Using the listing below, select the lines with the word "приложении" and copy them.

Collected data
* * *

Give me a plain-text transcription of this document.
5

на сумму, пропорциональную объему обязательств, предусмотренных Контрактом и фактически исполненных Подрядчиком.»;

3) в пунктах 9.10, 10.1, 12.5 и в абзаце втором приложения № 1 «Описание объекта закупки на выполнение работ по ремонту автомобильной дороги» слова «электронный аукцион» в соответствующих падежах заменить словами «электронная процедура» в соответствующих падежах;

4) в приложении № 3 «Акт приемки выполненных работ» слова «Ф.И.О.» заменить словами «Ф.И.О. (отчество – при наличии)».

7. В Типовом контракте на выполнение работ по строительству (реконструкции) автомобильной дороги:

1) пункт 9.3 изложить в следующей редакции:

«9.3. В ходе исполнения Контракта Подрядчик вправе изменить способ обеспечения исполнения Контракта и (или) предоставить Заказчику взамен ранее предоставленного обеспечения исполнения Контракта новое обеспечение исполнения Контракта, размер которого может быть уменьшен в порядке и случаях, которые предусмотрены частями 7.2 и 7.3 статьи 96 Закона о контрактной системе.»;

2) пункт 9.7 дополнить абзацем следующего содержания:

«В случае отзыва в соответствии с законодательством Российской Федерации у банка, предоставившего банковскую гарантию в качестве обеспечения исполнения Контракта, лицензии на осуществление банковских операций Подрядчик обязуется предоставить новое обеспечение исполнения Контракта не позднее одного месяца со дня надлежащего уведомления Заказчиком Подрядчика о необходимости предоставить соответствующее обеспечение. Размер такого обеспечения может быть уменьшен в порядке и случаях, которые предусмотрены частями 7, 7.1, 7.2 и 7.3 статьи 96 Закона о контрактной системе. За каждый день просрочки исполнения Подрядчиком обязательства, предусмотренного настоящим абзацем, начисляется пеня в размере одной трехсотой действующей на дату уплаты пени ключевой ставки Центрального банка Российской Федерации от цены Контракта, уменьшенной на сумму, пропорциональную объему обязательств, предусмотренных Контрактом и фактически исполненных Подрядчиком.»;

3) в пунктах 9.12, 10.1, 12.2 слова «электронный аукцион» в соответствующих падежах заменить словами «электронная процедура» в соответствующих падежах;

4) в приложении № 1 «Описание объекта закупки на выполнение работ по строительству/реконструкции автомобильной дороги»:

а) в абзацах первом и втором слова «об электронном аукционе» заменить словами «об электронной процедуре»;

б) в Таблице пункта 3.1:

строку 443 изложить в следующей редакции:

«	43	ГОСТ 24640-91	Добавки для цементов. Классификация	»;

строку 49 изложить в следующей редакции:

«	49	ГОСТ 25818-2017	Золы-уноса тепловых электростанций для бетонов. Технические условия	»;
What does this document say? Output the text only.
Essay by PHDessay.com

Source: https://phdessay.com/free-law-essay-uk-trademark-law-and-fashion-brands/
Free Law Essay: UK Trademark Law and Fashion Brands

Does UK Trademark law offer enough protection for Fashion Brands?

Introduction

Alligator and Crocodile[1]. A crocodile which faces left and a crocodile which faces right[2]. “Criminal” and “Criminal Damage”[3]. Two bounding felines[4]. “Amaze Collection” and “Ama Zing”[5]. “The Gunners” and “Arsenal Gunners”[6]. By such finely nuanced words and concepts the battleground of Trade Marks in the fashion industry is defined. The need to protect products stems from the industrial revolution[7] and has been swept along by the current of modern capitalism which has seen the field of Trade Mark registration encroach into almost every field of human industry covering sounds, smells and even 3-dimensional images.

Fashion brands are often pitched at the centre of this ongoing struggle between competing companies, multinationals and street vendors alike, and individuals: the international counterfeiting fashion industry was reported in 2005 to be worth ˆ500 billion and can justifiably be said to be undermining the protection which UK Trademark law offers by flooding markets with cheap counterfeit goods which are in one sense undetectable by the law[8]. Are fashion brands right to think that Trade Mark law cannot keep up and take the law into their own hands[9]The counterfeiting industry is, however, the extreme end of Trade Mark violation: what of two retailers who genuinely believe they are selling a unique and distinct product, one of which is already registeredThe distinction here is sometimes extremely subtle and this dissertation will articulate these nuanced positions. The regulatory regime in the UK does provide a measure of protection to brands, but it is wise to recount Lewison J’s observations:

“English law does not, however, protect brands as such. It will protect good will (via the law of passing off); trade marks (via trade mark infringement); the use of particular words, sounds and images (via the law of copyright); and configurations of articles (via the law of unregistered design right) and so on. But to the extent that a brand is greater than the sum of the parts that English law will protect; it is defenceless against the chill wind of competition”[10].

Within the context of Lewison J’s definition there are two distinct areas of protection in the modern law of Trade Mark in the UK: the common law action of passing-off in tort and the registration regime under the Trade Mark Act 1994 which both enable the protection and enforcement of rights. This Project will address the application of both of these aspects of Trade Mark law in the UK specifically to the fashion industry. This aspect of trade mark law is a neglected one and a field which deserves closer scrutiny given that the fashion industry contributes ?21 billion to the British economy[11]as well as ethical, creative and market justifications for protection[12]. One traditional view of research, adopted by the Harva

* * *

**Task response**
4) в приложении № 3 «Акт приемки выполненных работ» слова «Ф.И.О.» заменить словами «Ф.И.О. (отчество – при наличии)».
4) в приложении № 1 «Описание объекта закупки на выполнение работ по строительству/реконструкции автомобильной дороги»:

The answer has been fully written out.